• _The task_
Return the lines below that carry the word "JSON".

• _Task material_
-*-*-

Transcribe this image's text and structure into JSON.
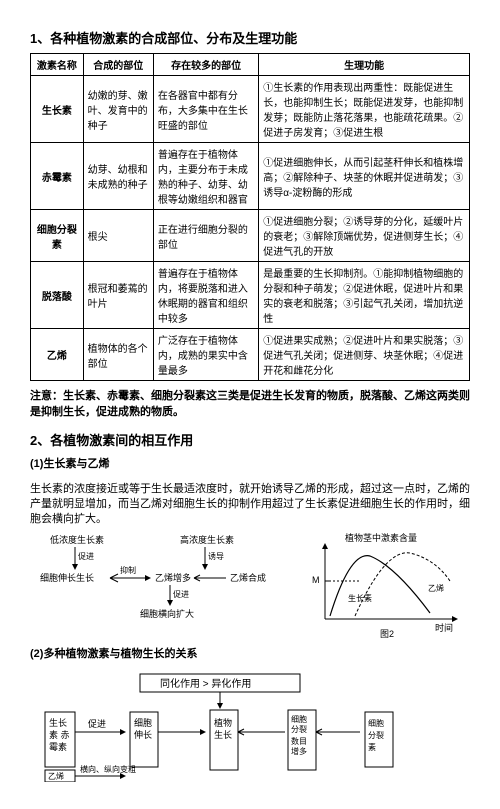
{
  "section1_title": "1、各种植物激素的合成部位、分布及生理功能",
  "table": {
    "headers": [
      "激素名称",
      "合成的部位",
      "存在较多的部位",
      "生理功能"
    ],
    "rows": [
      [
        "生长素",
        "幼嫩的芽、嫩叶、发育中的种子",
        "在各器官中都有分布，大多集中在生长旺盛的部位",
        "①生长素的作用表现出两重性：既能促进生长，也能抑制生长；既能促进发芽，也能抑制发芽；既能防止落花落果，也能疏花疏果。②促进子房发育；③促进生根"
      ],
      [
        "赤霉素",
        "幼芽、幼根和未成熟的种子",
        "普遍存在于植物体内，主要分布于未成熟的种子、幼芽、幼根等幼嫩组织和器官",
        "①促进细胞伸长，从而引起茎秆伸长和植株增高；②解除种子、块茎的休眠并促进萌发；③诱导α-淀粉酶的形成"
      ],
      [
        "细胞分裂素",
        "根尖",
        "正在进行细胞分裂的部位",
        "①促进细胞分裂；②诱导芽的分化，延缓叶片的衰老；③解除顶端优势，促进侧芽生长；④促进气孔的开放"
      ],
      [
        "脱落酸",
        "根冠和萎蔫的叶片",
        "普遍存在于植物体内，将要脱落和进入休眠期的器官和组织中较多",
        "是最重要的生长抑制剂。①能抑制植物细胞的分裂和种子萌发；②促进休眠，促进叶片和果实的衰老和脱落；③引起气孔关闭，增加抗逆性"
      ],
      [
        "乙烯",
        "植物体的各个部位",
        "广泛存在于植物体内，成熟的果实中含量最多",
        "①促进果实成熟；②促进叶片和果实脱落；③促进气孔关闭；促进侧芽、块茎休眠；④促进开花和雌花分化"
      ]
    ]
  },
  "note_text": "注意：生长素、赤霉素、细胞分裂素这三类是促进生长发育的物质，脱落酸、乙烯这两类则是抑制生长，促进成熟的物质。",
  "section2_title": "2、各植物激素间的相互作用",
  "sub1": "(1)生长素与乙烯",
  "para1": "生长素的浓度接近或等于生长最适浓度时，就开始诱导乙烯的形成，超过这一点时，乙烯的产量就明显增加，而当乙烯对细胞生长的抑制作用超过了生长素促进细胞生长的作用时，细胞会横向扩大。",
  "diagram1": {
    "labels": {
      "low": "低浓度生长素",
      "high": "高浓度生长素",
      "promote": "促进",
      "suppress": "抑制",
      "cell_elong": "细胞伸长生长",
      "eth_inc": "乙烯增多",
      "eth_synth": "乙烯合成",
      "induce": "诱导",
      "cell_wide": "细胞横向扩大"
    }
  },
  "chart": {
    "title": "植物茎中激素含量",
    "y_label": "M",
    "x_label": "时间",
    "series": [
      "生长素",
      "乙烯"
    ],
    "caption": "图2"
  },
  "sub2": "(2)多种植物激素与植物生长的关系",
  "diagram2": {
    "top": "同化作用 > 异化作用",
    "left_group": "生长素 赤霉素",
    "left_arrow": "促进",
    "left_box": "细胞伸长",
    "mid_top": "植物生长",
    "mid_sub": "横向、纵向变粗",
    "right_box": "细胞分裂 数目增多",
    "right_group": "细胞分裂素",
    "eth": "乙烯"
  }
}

-*-*-

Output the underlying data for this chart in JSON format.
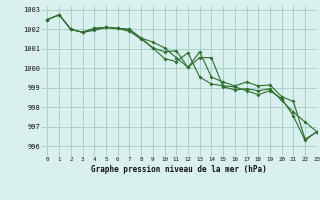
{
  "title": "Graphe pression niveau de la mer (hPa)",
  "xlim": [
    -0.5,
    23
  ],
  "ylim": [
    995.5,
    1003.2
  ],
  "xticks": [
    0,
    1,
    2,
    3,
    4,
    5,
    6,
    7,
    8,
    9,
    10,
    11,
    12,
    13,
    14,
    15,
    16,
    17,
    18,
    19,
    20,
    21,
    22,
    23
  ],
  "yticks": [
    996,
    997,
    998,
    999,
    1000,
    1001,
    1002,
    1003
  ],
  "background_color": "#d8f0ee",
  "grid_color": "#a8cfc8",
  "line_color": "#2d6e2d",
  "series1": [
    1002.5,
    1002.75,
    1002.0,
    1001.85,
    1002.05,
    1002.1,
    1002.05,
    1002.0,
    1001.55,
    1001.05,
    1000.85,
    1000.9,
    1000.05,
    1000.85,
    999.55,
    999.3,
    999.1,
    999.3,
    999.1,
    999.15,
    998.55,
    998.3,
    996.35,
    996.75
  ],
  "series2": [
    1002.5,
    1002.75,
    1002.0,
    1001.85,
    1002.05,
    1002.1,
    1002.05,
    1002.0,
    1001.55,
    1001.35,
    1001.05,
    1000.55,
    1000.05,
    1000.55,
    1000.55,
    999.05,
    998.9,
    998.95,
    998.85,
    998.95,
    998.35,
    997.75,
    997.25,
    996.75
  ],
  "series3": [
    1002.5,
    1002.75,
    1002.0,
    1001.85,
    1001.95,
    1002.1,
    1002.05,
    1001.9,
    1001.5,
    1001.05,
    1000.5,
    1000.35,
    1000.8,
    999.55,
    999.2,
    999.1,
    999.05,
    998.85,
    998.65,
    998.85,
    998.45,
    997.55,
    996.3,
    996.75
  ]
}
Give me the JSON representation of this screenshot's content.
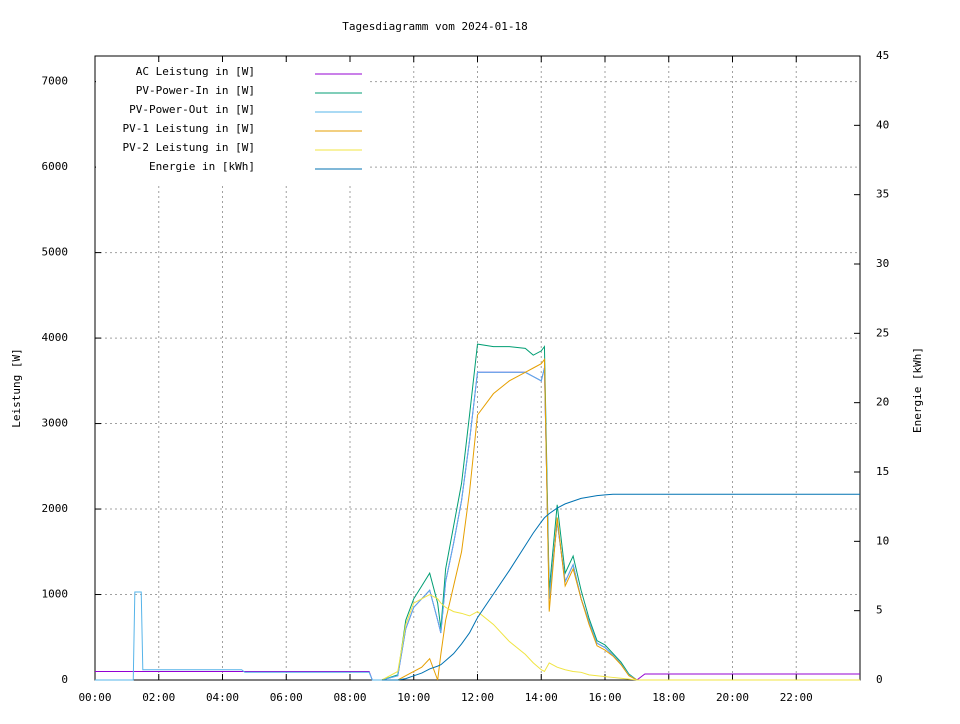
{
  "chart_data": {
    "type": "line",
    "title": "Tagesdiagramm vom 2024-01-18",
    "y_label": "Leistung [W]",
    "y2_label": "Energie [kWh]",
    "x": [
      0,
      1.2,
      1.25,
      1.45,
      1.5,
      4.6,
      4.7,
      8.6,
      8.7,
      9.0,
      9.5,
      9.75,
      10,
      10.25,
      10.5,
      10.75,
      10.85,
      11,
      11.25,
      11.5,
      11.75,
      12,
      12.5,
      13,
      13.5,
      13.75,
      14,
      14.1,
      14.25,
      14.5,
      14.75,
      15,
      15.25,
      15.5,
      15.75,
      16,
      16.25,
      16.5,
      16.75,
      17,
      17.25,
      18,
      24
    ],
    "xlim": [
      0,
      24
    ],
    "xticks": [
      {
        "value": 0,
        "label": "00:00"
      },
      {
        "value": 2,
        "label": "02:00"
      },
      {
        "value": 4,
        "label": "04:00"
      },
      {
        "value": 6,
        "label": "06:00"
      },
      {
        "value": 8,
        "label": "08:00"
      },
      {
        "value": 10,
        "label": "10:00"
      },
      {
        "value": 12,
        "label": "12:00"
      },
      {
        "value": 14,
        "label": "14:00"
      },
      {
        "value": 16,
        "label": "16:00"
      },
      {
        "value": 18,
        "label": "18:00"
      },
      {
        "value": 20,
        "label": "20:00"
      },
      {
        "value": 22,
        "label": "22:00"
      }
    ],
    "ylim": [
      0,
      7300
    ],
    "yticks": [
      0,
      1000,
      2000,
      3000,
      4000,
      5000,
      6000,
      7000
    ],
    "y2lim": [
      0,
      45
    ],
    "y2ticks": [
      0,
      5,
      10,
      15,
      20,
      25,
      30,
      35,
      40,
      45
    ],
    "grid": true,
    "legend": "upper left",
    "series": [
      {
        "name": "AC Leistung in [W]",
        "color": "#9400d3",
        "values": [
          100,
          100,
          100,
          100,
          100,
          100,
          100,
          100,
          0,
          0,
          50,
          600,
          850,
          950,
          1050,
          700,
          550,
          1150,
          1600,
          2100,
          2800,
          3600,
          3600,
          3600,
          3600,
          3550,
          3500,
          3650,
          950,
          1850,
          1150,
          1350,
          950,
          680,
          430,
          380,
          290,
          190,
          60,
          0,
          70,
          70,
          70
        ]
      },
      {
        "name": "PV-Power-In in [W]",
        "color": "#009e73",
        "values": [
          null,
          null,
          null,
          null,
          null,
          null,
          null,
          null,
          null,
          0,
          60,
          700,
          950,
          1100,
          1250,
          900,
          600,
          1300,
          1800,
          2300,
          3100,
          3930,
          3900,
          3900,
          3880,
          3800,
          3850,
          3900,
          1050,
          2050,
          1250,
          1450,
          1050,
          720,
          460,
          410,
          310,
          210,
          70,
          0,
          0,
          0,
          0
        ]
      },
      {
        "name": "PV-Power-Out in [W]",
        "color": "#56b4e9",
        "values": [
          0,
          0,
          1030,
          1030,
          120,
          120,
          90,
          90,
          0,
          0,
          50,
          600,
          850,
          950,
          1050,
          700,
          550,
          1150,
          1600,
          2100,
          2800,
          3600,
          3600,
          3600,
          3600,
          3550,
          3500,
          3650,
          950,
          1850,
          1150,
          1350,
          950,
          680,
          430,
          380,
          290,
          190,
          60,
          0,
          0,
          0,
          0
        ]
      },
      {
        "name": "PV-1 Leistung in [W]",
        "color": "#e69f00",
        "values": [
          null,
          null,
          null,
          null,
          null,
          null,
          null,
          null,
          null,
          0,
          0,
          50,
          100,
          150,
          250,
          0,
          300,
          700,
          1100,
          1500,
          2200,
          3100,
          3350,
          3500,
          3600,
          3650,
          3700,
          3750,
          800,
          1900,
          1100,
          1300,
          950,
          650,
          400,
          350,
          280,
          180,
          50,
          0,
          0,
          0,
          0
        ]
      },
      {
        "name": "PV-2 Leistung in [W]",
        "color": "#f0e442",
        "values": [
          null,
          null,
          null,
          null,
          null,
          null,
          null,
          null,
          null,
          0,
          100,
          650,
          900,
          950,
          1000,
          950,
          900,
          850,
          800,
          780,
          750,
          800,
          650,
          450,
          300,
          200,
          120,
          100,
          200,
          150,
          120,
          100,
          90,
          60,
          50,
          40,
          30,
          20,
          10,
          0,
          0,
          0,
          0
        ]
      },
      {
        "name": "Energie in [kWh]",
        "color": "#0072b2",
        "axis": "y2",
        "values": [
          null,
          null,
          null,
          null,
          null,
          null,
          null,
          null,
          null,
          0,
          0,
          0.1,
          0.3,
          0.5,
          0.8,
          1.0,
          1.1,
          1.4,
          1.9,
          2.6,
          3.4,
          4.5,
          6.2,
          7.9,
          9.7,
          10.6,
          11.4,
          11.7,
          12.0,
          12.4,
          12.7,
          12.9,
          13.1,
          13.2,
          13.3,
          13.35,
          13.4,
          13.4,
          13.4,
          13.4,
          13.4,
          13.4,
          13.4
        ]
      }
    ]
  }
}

-*-*-

• _Task solution_
Transcribe this image's text and structure into JSON.
Output the underlying data for this chart in JSON format.
Give me the JSON representation of this screenshot's content.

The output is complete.